__Data in this exercise__.
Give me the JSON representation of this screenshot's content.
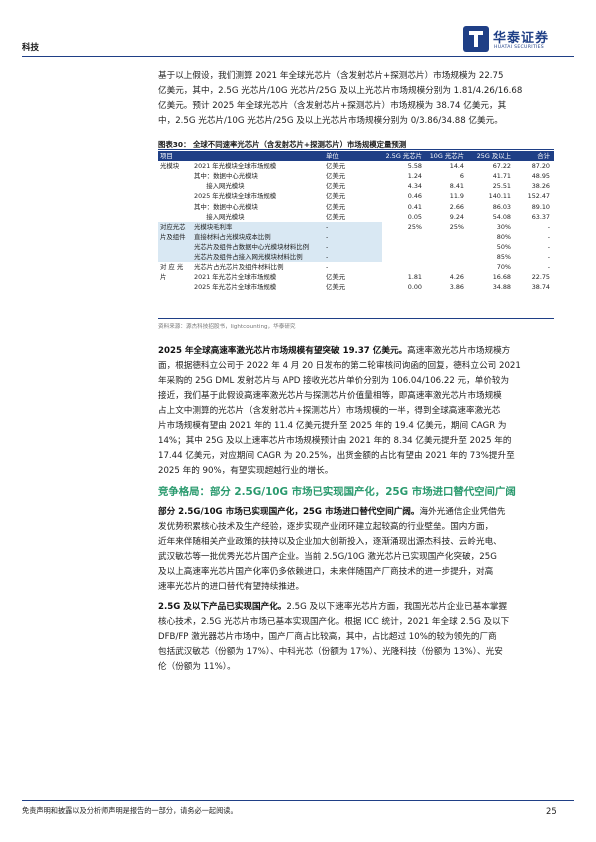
{
  "header": {
    "section_label": "科技",
    "logo_cn": "华泰证券",
    "logo_en": "HUATAI SECURITIES"
  },
  "intro": {
    "lines": [
      "基于以上假设，我们测算 2021 年全球光芯片（含发射芯片+探测芯片）市场规模为 22.75",
      "亿美元，其中，2.5G 光芯片/10G 光芯片/25G 及以上光芯片市场规模分别为 1.81/4.26/16.68",
      "亿美元。预计 2025 年全球光芯片（含发射芯片+探测芯片）市场规模为 38.74 亿美元，其",
      "中，2.5G 光芯片/10G 光芯片/25G 及以上光芯片市场规模分别为 0/3.86/34.88 亿美元。"
    ]
  },
  "table": {
    "title": "图表30：  全球不同速率光芯片（含发射芯片+探测芯片）市场规模定量预测",
    "headers": [
      "项目",
      "",
      "单位",
      "2.5G 光芯片",
      "10G 光芯片",
      "25G 及以上",
      "合计"
    ],
    "rows": [
      {
        "c1": "光模块",
        "c2": "2021 年光模块全球市场规模",
        "unit": "亿美元",
        "v1": "5.58",
        "v2": "14.4",
        "v3": "67.22",
        "v4": "87.20"
      },
      {
        "c1": "",
        "c2": "其中：数据中心光模块",
        "unit": "亿美元",
        "v1": "1.24",
        "v2": "6",
        "v3": "41.71",
        "v4": "48.95"
      },
      {
        "c1": "",
        "c2": "      接入网光模块",
        "unit": "亿美元",
        "v1": "4.34",
        "v2": "8.41",
        "v3": "25.51",
        "v4": "38.26"
      },
      {
        "c1": "",
        "c2": "2025 年光模块全球市场规模",
        "unit": "亿美元",
        "v1": "0.46",
        "v2": "11.9",
        "v3": "140.11",
        "v4": "152.47"
      },
      {
        "c1": "",
        "c2": "其中：数据中心光模块",
        "unit": "亿美元",
        "v1": "0.41",
        "v2": "2.66",
        "v3": "86.03",
        "v4": "89.10"
      },
      {
        "c1": "",
        "c2": "      接入网光模块",
        "unit": "亿美元",
        "v1": "0.05",
        "v2": "9.24",
        "v3": "54.08",
        "v4": "63.37"
      },
      {
        "c1": "对应光芯",
        "c2": "光模块毛利率",
        "unit": "-",
        "v1": "25%",
        "v2": "25%",
        "v3": "30%",
        "v4": "-"
      },
      {
        "c1": "片及组件",
        "c2": "直接材料占光模块成本比例",
        "unit": "-",
        "v1": "",
        "v2": "",
        "v3": "80%",
        "v4": "-"
      },
      {
        "c1": "",
        "c2": "光芯片及组件占数据中心光模块材料比例",
        "unit": "-",
        "v1": "",
        "v2": "",
        "v3": "50%",
        "v4": "-"
      },
      {
        "c1": "",
        "c2": "光芯片及组件占接入网光模块材料比例",
        "unit": "-",
        "v1": "",
        "v2": "",
        "v3": "85%",
        "v4": "-"
      },
      {
        "c1": "对 应 光",
        "c2": "光芯片占光芯片及组件材料比例",
        "unit": "-",
        "v1": "",
        "v2": "",
        "v3": "70%",
        "v4": "-"
      },
      {
        "c1": "片",
        "c2": "2021 年光芯片全球市场规模",
        "unit": "亿美元",
        "v1": "1.81",
        "v2": "4.26",
        "v3": "16.68",
        "v4": "22.75"
      },
      {
        "c1": "",
        "c2": "2025 年光芯片全球市场规模",
        "unit": "亿美元",
        "v1": "0.00",
        "v2": "3.86",
        "v3": "34.88",
        "v4": "38.74"
      }
    ],
    "source": "资料来源：源杰科技招股书，lightcounting，华泰研究"
  },
  "para2": {
    "lead": "2025 年全球高速率激光芯片市场规模有望突破 19.37 亿美元。",
    "lines_first": "高速率激光芯片市场规模方",
    "lines": [
      "面，根据德科立公司于 2022 年 4 月 20 日发布的第二轮审核问询函的回复，德科立公司 2021",
      "年采购的 25G DML 发射芯片与 APD 接收光芯片单价分别为 106.04/106.22 元，单价较为",
      "接近，我们基于此假设高速率激光芯片与探测芯片价值量相等，即高速率激光芯片市场规模",
      "占上文中测算的光芯片（含发射芯片+探测芯片）市场规模的一半，得到全球高速率激光芯",
      "片市场规模有望由 2021 年的 11.4 亿美元提升至 2025 年的 19.4 亿美元，期间 CAGR 为",
      "14%；其中 25G 及以上速率芯片市场规模预计由 2021 年的 8.34 亿美元提升至 2025 年的",
      "17.44 亿美元，对应期间 CAGR 为 20.25%，出货金额的占比有望由 2021 年的 73%提升至",
      "2025 年的 90%，有望实现超越行业的增长。"
    ]
  },
  "heading": "竞争格局：部分 2.5G/10G 市场已实现国产化，25G 市场进口替代空间广阔",
  "para3": {
    "lead": "部分 2.5G/10G 市场已实现国产化，25G 市场进口替代空间广阔。",
    "lines_first": "海外光通信企业凭借先",
    "lines": [
      "发优势积累核心技术及生产经验，逐步实现产业闭环建立起较高的行业壁垒。国内方面，",
      "近年来伴随相关产业政策的扶持以及企业加大创新投入，逐渐涌现出源杰科技、云岭光电、",
      "武汉敏芯等一批优秀光芯片国产企业。当前 2.5G/10G 激光芯片已实现国产化突破，25G",
      "及以上高速率光芯片国产化率仍多依赖进口，未来伴随国产厂商技术的进一步提升，对高",
      "速率光芯片的进口替代有望持续推进。"
    ]
  },
  "para4": {
    "lead": "2.5G 及以下产品已实现国产化。",
    "lines_first": "2.5G 及以下速率光芯片方面，我国光芯片企业已基本掌握",
    "lines": [
      "核心技术，2.5G 光芯片市场已基本实现国产化。根据 ICC 统计，2021 年全球 2.5G 及以下",
      "DFB/FP 激光器芯片市场中，国产厂商占比较高，其中，占比超过 10%的较为领先的厂商",
      "包括武汉敏芯（份额为 17%）、中科光芯（份额为 17%）、光隆科技（份额为 13%）、光安",
      "伦（份额为 11%）。"
    ]
  },
  "footer": {
    "note": "免责声明和披露以及分析师声明是报告的一部分，请务必一起阅读。",
    "page": "25"
  }
}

__Written problem__. Scan the listing above and copy all lines containing the word "含发射芯片".

__Task solution__.
      "基于以上假设，我们测算 2021 年全球光芯片（含发射芯片+探测芯片）市场规模为 22.75",
      "亿美元。预计 2025 年全球光芯片（含发射芯片+探测芯片）市场规模为 38.74 亿美元，其",
    "title": "图表30：  全球不同速率光芯片（含发射芯片+探测芯片）市场规模定量预测",
      "占上文中测算的光芯片（含发射芯片+探测芯片）市场规模的一半，得到全球高速率激光芯",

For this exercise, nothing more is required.